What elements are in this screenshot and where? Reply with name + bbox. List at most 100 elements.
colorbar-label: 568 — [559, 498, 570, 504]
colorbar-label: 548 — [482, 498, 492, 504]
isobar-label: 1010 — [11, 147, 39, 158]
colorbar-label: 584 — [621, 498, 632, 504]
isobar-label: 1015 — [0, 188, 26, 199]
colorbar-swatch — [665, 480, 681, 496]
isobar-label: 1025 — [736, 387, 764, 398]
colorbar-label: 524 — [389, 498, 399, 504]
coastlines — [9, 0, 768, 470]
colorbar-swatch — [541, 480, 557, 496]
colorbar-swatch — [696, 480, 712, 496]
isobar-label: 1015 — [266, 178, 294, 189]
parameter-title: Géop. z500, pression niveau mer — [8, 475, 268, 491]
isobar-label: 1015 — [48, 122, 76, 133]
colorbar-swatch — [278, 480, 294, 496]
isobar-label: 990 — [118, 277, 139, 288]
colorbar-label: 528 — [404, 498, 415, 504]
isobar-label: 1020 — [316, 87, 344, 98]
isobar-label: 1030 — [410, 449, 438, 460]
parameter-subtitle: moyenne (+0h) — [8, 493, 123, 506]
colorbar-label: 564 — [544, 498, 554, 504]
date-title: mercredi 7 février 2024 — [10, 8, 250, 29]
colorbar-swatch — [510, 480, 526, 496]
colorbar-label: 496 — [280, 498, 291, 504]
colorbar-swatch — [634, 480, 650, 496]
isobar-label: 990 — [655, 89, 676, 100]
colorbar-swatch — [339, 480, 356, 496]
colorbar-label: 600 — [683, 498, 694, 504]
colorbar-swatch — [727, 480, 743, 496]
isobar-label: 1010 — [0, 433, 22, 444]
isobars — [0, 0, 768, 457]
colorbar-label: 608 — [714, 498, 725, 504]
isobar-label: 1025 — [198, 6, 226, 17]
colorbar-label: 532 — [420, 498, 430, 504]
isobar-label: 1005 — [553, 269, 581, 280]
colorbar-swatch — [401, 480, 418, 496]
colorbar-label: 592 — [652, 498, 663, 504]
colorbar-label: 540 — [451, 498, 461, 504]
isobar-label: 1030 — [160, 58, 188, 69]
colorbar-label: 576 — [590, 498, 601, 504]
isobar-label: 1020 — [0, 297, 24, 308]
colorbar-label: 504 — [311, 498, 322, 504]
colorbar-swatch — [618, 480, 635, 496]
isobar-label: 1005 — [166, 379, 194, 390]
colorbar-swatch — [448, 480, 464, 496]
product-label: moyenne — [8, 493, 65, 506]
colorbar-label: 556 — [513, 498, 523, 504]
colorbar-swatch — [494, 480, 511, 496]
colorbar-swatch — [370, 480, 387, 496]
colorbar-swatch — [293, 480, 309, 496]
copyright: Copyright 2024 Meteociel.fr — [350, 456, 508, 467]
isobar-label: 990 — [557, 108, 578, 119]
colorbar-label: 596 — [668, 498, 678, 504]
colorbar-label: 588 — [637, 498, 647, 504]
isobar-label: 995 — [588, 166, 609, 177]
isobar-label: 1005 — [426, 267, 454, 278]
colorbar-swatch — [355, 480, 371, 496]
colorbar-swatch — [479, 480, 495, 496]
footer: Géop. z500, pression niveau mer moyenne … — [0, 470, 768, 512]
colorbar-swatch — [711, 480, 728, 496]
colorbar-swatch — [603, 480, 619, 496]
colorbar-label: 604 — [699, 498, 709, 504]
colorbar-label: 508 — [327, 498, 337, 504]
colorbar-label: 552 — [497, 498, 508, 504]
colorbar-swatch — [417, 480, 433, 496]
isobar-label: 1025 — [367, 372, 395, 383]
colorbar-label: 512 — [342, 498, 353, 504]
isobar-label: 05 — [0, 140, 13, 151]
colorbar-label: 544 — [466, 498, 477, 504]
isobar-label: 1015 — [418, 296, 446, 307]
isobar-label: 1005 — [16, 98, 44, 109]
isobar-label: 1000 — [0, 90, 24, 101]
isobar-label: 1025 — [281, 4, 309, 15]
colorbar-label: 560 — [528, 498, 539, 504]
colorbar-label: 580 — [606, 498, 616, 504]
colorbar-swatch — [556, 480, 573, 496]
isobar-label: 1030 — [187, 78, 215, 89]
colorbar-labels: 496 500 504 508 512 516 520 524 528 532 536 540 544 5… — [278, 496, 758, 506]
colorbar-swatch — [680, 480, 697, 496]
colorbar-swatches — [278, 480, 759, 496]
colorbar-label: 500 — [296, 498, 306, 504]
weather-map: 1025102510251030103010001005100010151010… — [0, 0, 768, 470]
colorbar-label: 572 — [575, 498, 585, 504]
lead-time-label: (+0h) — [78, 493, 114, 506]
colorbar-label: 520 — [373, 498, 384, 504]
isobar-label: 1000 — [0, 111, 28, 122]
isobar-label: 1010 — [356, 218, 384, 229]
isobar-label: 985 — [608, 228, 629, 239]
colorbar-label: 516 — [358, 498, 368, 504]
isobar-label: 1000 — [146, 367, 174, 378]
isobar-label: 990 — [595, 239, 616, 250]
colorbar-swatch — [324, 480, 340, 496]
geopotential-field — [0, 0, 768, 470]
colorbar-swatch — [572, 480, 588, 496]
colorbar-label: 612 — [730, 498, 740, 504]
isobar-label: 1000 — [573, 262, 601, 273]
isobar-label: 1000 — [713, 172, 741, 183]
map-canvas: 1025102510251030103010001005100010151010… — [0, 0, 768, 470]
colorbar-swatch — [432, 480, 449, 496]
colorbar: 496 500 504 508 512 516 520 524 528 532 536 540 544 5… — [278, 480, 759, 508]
--------------------------------
## The task
Rename "isobar-label" to "pressure-label" everywhere in the data above. Reproduce all other text without alteration.

## Expected answer
What elements are in this screenshot and where? Reply with name + bbox. List at most 100 elements.
colorbar-label: 568 — [559, 498, 570, 504]
colorbar-label: 548 — [482, 498, 492, 504]
pressure-label: 1010 — [11, 147, 39, 158]
colorbar-label: 584 — [621, 498, 632, 504]
pressure-label: 1015 — [0, 188, 26, 199]
colorbar-swatch — [665, 480, 681, 496]
pressure-label: 1025 — [736, 387, 764, 398]
colorbar-label: 524 — [389, 498, 399, 504]
coastlines — [9, 0, 768, 470]
colorbar-swatch — [541, 480, 557, 496]
colorbar-swatch — [696, 480, 712, 496]
pressure-label: 1015 — [266, 178, 294, 189]
parameter-title: Géop. z500, pression niveau mer — [8, 475, 268, 491]
pressure-label: 1015 — [48, 122, 76, 133]
colorbar-swatch — [278, 480, 294, 496]
pressure-label: 990 — [118, 277, 139, 288]
colorbar-label: 528 — [404, 498, 415, 504]
pressure-label: 1020 — [316, 87, 344, 98]
pressure-label: 1030 — [410, 449, 438, 460]
parameter-subtitle: moyenne (+0h) — [8, 493, 123, 506]
colorbar-label: 564 — [544, 498, 554, 504]
date-title: mercredi 7 février 2024 — [10, 8, 250, 29]
colorbar-swatch — [510, 480, 526, 496]
colorbar-label: 496 — [280, 498, 291, 504]
colorbar-swatch — [634, 480, 650, 496]
pressure-label: 990 — [655, 89, 676, 100]
colorbar-swatch — [339, 480, 356, 496]
colorbar-label: 600 — [683, 498, 694, 504]
colorbar-swatch — [727, 480, 743, 496]
pressure-label: 1010 — [0, 433, 22, 444]
isobars — [0, 0, 768, 457]
colorbar-label: 608 — [714, 498, 725, 504]
pressure-label: 1025 — [198, 6, 226, 17]
colorbar-label: 532 — [420, 498, 430, 504]
pressure-label: 1005 — [553, 269, 581, 280]
colorbar-swatch — [401, 480, 418, 496]
colorbar-label: 592 — [652, 498, 663, 504]
colorbar-label: 540 — [451, 498, 461, 504]
pressure-label: 1030 — [160, 58, 188, 69]
colorbar-label: 576 — [590, 498, 601, 504]
pressure-label: 1020 — [0, 297, 24, 308]
colorbar-label: 504 — [311, 498, 322, 504]
colorbar-swatch — [618, 480, 635, 496]
pressure-label: 1005 — [166, 379, 194, 390]
colorbar-swatch — [448, 480, 464, 496]
product-label: moyenne — [8, 493, 65, 506]
colorbar-label: 556 — [513, 498, 523, 504]
colorbar-swatch — [494, 480, 511, 496]
colorbar-swatch — [370, 480, 387, 496]
colorbar-swatch — [293, 480, 309, 496]
copyright: Copyright 2024 Meteociel.fr — [350, 456, 508, 467]
pressure-label: 990 — [557, 108, 578, 119]
colorbar-label: 596 — [668, 498, 678, 504]
colorbar-label: 588 — [637, 498, 647, 504]
pressure-label: 995 — [588, 166, 609, 177]
pressure-label: 1005 — [426, 267, 454, 278]
colorbar-swatch — [355, 480, 371, 496]
colorbar-swatch — [479, 480, 495, 496]
footer: Géop. z500, pression niveau mer moyenne … — [0, 470, 768, 512]
colorbar-swatch — [711, 480, 728, 496]
colorbar-swatch — [603, 480, 619, 496]
colorbar-label: 604 — [699, 498, 709, 504]
colorbar-label: 508 — [327, 498, 337, 504]
colorbar-label: 552 — [497, 498, 508, 504]
colorbar-swatch — [417, 480, 433, 496]
pressure-label: 1025 — [367, 372, 395, 383]
colorbar-label: 512 — [342, 498, 353, 504]
pressure-label: 05 — [0, 140, 13, 151]
colorbar-label: 544 — [466, 498, 477, 504]
pressure-label: 1015 — [418, 296, 446, 307]
pressure-label: 1005 — [16, 98, 44, 109]
pressure-label: 1000 — [0, 90, 24, 101]
pressure-label: 1025 — [281, 4, 309, 15]
colorbar-label: 560 — [528, 498, 539, 504]
colorbar-label: 580 — [606, 498, 616, 504]
colorbar-swatch — [556, 480, 573, 496]
pressure-label: 1030 — [187, 78, 215, 89]
colorbar-labels: 496 500 504 508 512 516 520 524 528 532 536 540 544 5… — [278, 496, 758, 506]
colorbar-swatch — [680, 480, 697, 496]
colorbar-swatches — [278, 480, 759, 496]
colorbar-label: 500 — [296, 498, 306, 504]
weather-map: 1025102510251030103010001005100010151010… — [0, 0, 768, 470]
colorbar-label: 572 — [575, 498, 585, 504]
lead-time-label: (+0h) — [78, 493, 114, 506]
colorbar-label: 520 — [373, 498, 384, 504]
pressure-label: 1000 — [0, 111, 28, 122]
pressure-label: 1010 — [356, 218, 384, 229]
pressure-label: 985 — [608, 228, 629, 239]
colorbar-label: 516 — [358, 498, 368, 504]
pressure-label: 1000 — [146, 367, 174, 378]
pressure-label: 990 — [595, 239, 616, 250]
colorbar-swatch — [324, 480, 340, 496]
geopotential-field — [0, 0, 768, 470]
colorbar-swatch — [572, 480, 588, 496]
colorbar-label: 612 — [730, 498, 740, 504]
pressure-label: 1000 — [573, 262, 601, 273]
pressure-label: 1000 — [713, 172, 741, 183]
map-canvas: 1025102510251030103010001005100010151010… — [0, 0, 768, 470]
colorbar-swatch — [432, 480, 449, 496]
colorbar: 496 500 504 508 512 516 520 524 528 532 536 540 544 5… — [278, 480, 759, 508]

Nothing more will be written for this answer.